Document:
○ ○ ○ ○ ○

On Wed, Jun 17, 2015 at 5:31 AM, Brendan Jurd <direvus@gmail.com> wrote:
> Hello hackers,
>
> I present a patch to add a new built-in function
> pg_notify_queue_saturation().
>
> The purpose of the function is to allow users to monitor the health of their
> notification queue. In certain cases, a client connection listening for
> notifications might get stuck inside a transaction, and this would cause the
> queue to keep filling up, until finally it reaches capacity and further
> attempts to NOTIFY error out.
>
> The current documentation under LISTEN explains this possible gotcha, but
> doesn't really suggest a useful way to address it, except to mention that
> warnings will show up in the log once you get to 50% saturation of the
> queue. Unless you happen to be eyeballing the logs when it happens, that's
> not a huge help. The choice of 50% as a threshold is also very much
> arbitrary, and by the time you hit 50% the problem has likely been going on
> for quite a while. If you want your nagios (or whatever) to say, alert you
> when the queue goes over 5% or 1%, your options are limited and awkward.

○ ○ ○ ○ ○

Image layout annotations:

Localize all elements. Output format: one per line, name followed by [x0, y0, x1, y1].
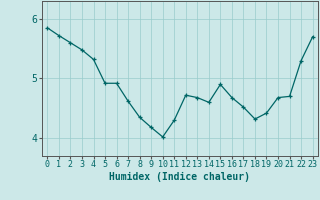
X-axis label: Humidex (Indice chaleur): Humidex (Indice chaleur) [109, 172, 251, 182]
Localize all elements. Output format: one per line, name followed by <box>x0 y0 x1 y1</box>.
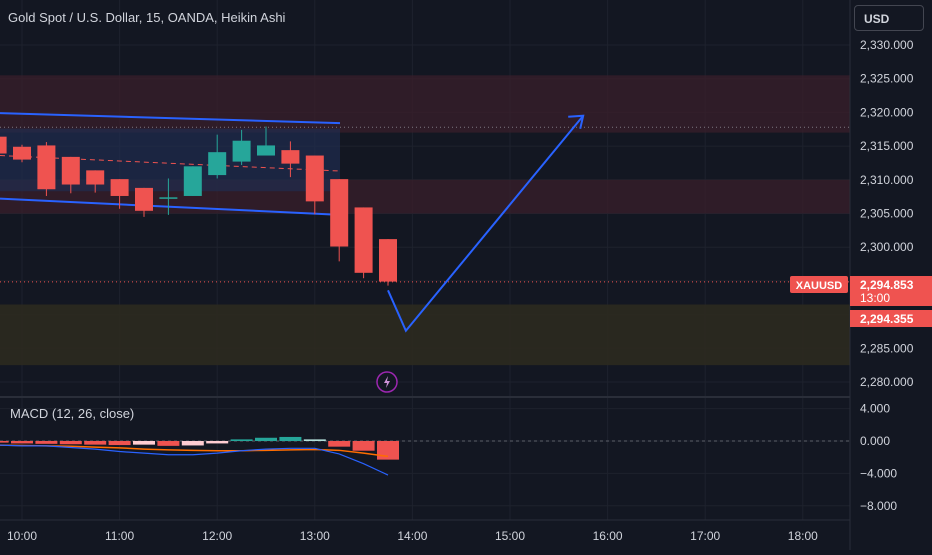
macd-histogram-bar <box>206 441 229 444</box>
macd-histogram-bar <box>255 437 277 441</box>
time-tick-label: 13:00 <box>300 529 330 543</box>
projection-path <box>387 115 584 333</box>
macd-tick-label: −4.000 <box>860 466 897 480</box>
candle-body <box>13 146 31 160</box>
macd-histogram-bar <box>230 439 253 441</box>
price-tick-label: 2,320.000 <box>860 105 914 119</box>
macd-histogram-bar <box>108 441 131 446</box>
drawings <box>0 112 850 393</box>
macd-histogram-bar <box>279 436 302 441</box>
candle-body <box>110 179 129 196</box>
macd-histogram-bar <box>328 441 351 447</box>
candle-body <box>354 207 373 273</box>
last-price-value: 2,294.853 <box>860 278 914 292</box>
time-tick-label: 17:00 <box>690 529 720 543</box>
macd-histogram-bar <box>11 441 33 444</box>
zones <box>0 75 850 366</box>
price-tick-label: 2,310.000 <box>860 173 914 187</box>
channel-mid-line <box>0 155 341 172</box>
chart-title: Gold Spot / U.S. Dollar, 15, OANDA, Heik… <box>8 10 286 25</box>
time-tick-label: 10:00 <box>7 529 37 543</box>
macd-histogram-bar <box>181 441 204 446</box>
macd-panel <box>0 436 850 476</box>
channel-top-line <box>0 112 341 125</box>
price-tick-label: 2,330.000 <box>860 38 914 52</box>
candle-body <box>281 150 300 164</box>
time-tick-label: 18:00 <box>788 529 818 543</box>
price-tick-label: 2,280.000 <box>860 375 914 389</box>
time-tick-label: 11:00 <box>105 529 134 543</box>
second-price-value: 2,294.355 <box>860 312 914 326</box>
time-tick-label: 15:00 <box>495 529 525 543</box>
price-tick-label: 2,305.000 <box>860 207 914 221</box>
macd-histogram-bar <box>35 441 58 444</box>
macd-line <box>0 444 389 476</box>
price-axis-panel <box>850 0 932 550</box>
channel-bottom-line <box>0 197 341 216</box>
candle-body <box>135 187 153 211</box>
price-tick-label: 2,285.000 <box>860 341 914 355</box>
price-tick-label: 2,325.000 <box>860 72 914 86</box>
macd-histogram-bar <box>59 441 82 445</box>
last-price-label-bg <box>850 276 932 306</box>
macd-tick-label: −8.000 <box>860 499 897 513</box>
macd-histogram-bar <box>133 441 155 445</box>
candle-body <box>257 145 275 156</box>
macd-tick-label: 0.000 <box>860 434 890 448</box>
second-price-label-bg <box>850 310 932 327</box>
candles <box>0 126 397 286</box>
price-tick-label: 2,300.000 <box>860 240 914 254</box>
candle-body <box>305 155 324 202</box>
candle-body <box>379 239 397 282</box>
macd-title: MACD (12, 26, close) <box>10 406 134 421</box>
candle-body <box>159 197 178 199</box>
macd-histogram-bar <box>377 441 399 460</box>
macd-histogram-bar <box>352 441 375 451</box>
candle-body <box>208 152 227 176</box>
macd-histogram-bar <box>157 441 180 446</box>
symbol-label-bg <box>790 276 848 293</box>
candle-body <box>37 145 56 190</box>
time-tick-label: 12:00 <box>202 529 232 543</box>
candle-body <box>61 156 80 185</box>
candle-body <box>232 140 251 162</box>
projection-arrowhead <box>568 114 585 129</box>
currency-button[interactable]: USD <box>854 5 924 31</box>
macd-tick-label: 4.000 <box>860 402 890 416</box>
symbol-label: XAUUSD <box>796 280 843 292</box>
candle-body <box>0 136 7 154</box>
candle-body <box>330 179 349 247</box>
lightning-glyph <box>384 376 390 388</box>
macd-histogram-bar <box>0 441 9 443</box>
time-tick-label: 16:00 <box>593 529 623 543</box>
price-tick-label: 2,315.000 <box>860 139 914 153</box>
candle-body <box>86 170 105 185</box>
candle-body <box>183 166 202 196</box>
resistance-zone-upper <box>0 75 850 133</box>
demand-zone <box>0 304 850 366</box>
macd-histogram-bar <box>84 441 107 445</box>
bar-countdown: 13:00 <box>860 291 890 305</box>
macd-histogram-bar <box>303 439 326 441</box>
time-tick-label: 14:00 <box>397 529 427 543</box>
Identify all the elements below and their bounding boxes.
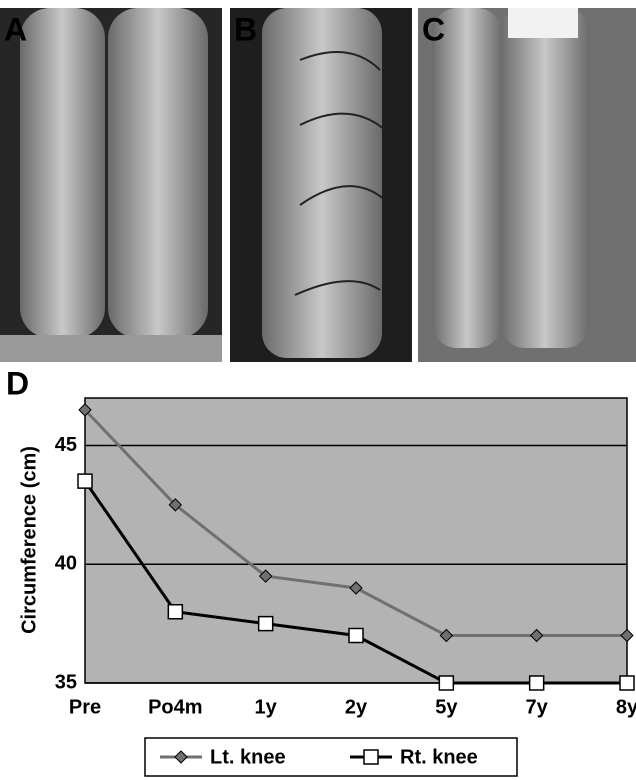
- marker: [530, 676, 544, 690]
- x-tick-label: Pre: [69, 696, 101, 718]
- x-tick-label: Po4m: [148, 696, 202, 718]
- x-tick-label: 2y: [345, 696, 368, 718]
- y-axis-label: Circumference (cm): [18, 446, 40, 634]
- marker: [168, 605, 182, 619]
- panel-label: A: [4, 11, 27, 47]
- legend-marker: [364, 750, 378, 764]
- marker: [259, 617, 273, 631]
- legend-label: Rt. knee: [400, 746, 478, 768]
- y-tick-label: 45: [55, 434, 77, 456]
- panel-label: C: [422, 11, 445, 47]
- photo-b: [230, 8, 412, 362]
- marker: [78, 474, 92, 488]
- marker: [620, 676, 634, 690]
- marker: [439, 676, 453, 690]
- x-tick-label: 7y: [526, 696, 549, 718]
- figure: A B C D Circumference (cm) 35 40 45 Pre Po4m…: [0, 0, 636, 780]
- marker: [349, 629, 363, 643]
- panel-label: D: [6, 365, 29, 401]
- legend-label: Lt. knee: [210, 746, 286, 768]
- photo-c: [418, 8, 636, 362]
- y-tick-label: 40: [55, 553, 77, 575]
- y-tick-label: 35: [55, 671, 77, 693]
- photo-a: [0, 8, 222, 362]
- panel-label: B: [234, 11, 257, 47]
- x-tick-label: 1y: [255, 696, 278, 718]
- x-tick-label: 8y: [616, 696, 636, 718]
- x-tick-label: 5y: [435, 696, 458, 718]
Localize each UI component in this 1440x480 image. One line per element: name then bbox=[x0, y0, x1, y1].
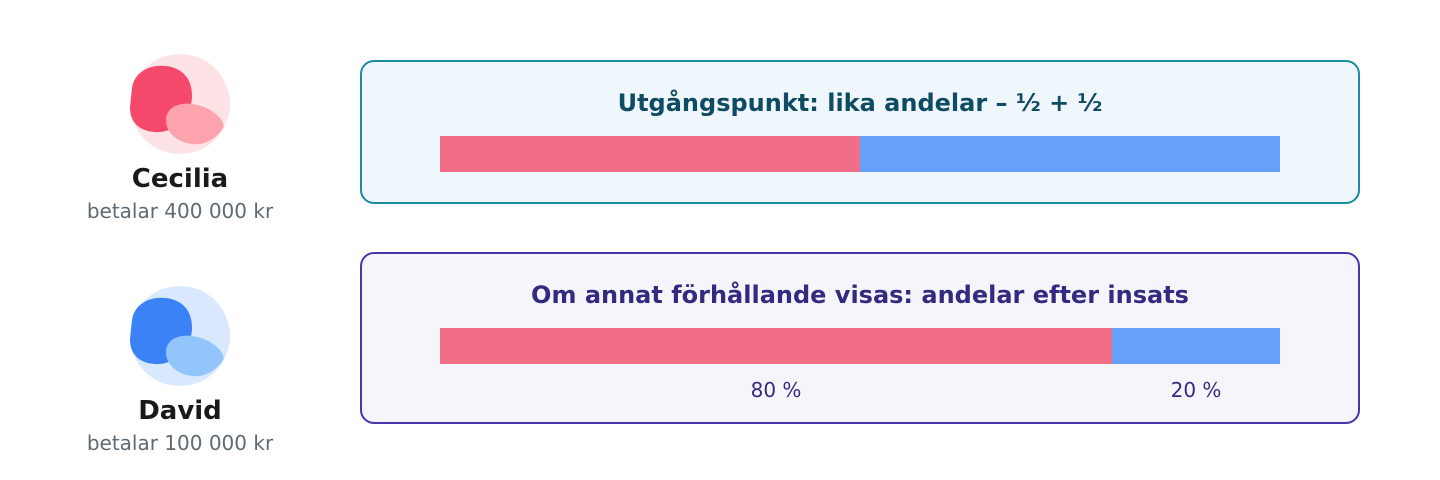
share-bar bbox=[440, 328, 1280, 364]
share-label-cecilia: 80 % bbox=[750, 378, 802, 402]
share-segment-cecilia bbox=[440, 328, 1112, 364]
avatar-icon bbox=[130, 54, 230, 154]
card-title: Utgångspunkt: lika andelar – ½ + ½ bbox=[617, 89, 1103, 117]
equal-shares-card: Utgångspunkt: lika andelar – ½ + ½ bbox=[360, 60, 1360, 204]
share-label-david: 20 % bbox=[1170, 378, 1222, 402]
contribution-shares-card: Om annat förhållande visas: andelar efte… bbox=[360, 252, 1360, 424]
avatar-icon bbox=[130, 286, 230, 386]
person-cecilia: Cecilia betalar 400 000 kr bbox=[60, 54, 300, 224]
share-segment-cecilia bbox=[440, 136, 860, 172]
person-payment: betalar 100 000 kr bbox=[86, 431, 274, 455]
share-segment-david bbox=[1112, 328, 1280, 364]
share-segment-david bbox=[860, 136, 1280, 172]
person-name: David bbox=[138, 396, 222, 426]
card-title: Om annat förhållande visas: andelar efte… bbox=[531, 281, 1189, 309]
person-name: Cecilia bbox=[131, 164, 229, 194]
person-david: David betalar 100 000 kr bbox=[60, 286, 300, 456]
person-payment: betalar 400 000 kr bbox=[86, 199, 274, 223]
share-bar bbox=[440, 136, 1280, 172]
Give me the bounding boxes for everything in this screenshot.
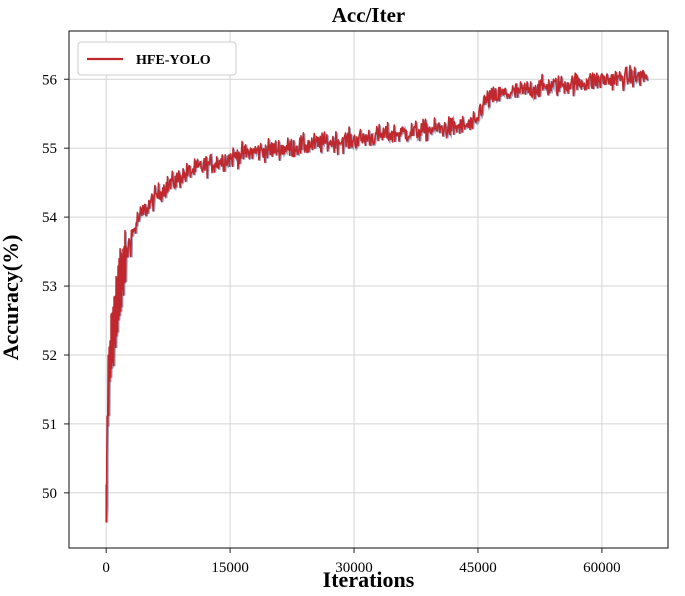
x-tick-label: 15000 [211,560,249,576]
y-tick-label: 55 [42,141,57,157]
legend-box [77,41,237,76]
plot-frame [68,30,669,549]
x-tick-label: 45000 [459,560,497,576]
y-tick-label: 53 [42,279,57,295]
grid [69,31,668,548]
y-tick-label: 52 [42,348,57,364]
chart-title: Acc/Iter [332,3,405,27]
x-tick-label: 60000 [583,560,621,576]
y-axis-label: Accuracy(%) [0,235,23,361]
y-tick-label: 56 [42,72,58,88]
y-tick-label: 54 [42,210,58,226]
x-axis-ticks: 0 15000 30000 45000 60000 [102,548,621,576]
x-axis-label: Iterations [323,567,415,592]
series-line-hfe-yolo [105,64,649,523]
y-tick-label: 51 [42,417,57,433]
legend: HFE-YOLO [77,41,237,76]
x-tick-label: 30000 [335,560,373,576]
x-tick-label: 0 [102,560,110,576]
series-layer [105,64,650,523]
legend-label-hfe-yolo: HFE-YOLO [136,53,211,68]
y-tick-label: 50 [42,486,57,502]
y-axis-ticks: 50 51 52 53 54 55 56 [42,72,69,502]
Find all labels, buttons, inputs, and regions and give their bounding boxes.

○ ○ ○ ○ ○

Task list:
A. Which percentage thresholds does the post proposing pg_notify_queue_saturation() mention? List each one once.
B. Check each statement against the post proposing pg_notify_queue_saturation(). (i) The patch adds a new built-in function. (ii) Log warnings begin once the queue reaches 5% saturation. (iii) The current LISTEN documentation suggests a useful way to deal with a filling queue. Answer yes or no for each, and quote the deciding words from the post.
C. Write the next part of the post proposing pg_notify_queue_saturation(), starting after its last sentence.

Answer set:
A. 50%, 5%, 1%

B.
(i) Yes: "I present a patch to add a new built-in function"
(ii) No: "warnings will show up in the log once you get to 50% saturation"
(iii) No: "doesn't really suggest a useful way to address it"

C.
>
> The patch has almost no new code. It makes use of the existing logic for
> the 50% warning. I simply refactored that logic into a separate function
> asyncQueueSaturation, and then added pg_notify_queue_saturation to make that
> available in SQL.
>
> I am not convinced that pg_notify_queue_saturation is the best possible name
> for this function, and am very much open to other suggestions.
>
> The patch includes documentation, a regression test and an isolation test.
*) The documentation should indicate what the range of values mean --
looks like value is returned on 0-1 scale.
*) A note regarding the 50% (0.5) threshold raising warnings in the
log might be appropriate here
*) As you suspect, the name seems a little off to me. 'usage' seems
preferable to 'saturation', I think. Perhaps,
pg_notification_queue_usage()?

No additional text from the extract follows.